Objective
Reproduce the records below, substituting "Industry" for every occurrence of "Market" and leaving everything else unchanged.

(Annotated element listings)
start

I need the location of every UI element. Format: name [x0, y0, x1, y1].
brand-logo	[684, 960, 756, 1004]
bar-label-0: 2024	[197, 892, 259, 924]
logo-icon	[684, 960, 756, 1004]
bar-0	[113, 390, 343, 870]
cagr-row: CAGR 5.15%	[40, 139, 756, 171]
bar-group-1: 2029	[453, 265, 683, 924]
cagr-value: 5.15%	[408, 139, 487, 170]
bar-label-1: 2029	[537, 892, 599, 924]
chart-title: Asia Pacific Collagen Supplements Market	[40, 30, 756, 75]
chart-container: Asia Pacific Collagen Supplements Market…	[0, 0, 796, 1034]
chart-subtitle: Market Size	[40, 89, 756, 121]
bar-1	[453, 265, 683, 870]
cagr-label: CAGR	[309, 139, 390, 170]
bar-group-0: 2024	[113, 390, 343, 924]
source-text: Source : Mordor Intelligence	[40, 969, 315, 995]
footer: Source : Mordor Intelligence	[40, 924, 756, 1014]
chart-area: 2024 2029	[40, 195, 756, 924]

end

Response
I need the location of every UI element. Format: name [x0, y0, x1, y1].
brand-logo	[684, 960, 756, 1004]
bar-label-0: 2024	[197, 892, 259, 924]
logo-icon	[684, 960, 756, 1004]
bar-0	[113, 390, 343, 870]
cagr-row: CAGR 5.15%	[40, 139, 756, 171]
bar-group-1: 2029	[453, 265, 683, 924]
cagr-value: 5.15%	[408, 139, 487, 170]
bar-label-1: 2029	[537, 892, 599, 924]
chart-title: Asia Pacific Collagen Supplements Industry	[40, 30, 756, 75]
chart-container: Asia Pacific Collagen Supplements Industry…	[0, 0, 796, 1034]
chart-subtitle: Industry Size	[40, 89, 756, 121]
bar-1	[453, 265, 683, 870]
cagr-label: CAGR	[309, 139, 390, 170]
bar-group-0: 2024	[113, 390, 343, 924]
source-text: Source : Mordor Intelligence	[40, 969, 315, 995]
footer: Source : Mordor Intelligence	[40, 924, 756, 1014]
chart-area: 2024 2029	[40, 195, 756, 924]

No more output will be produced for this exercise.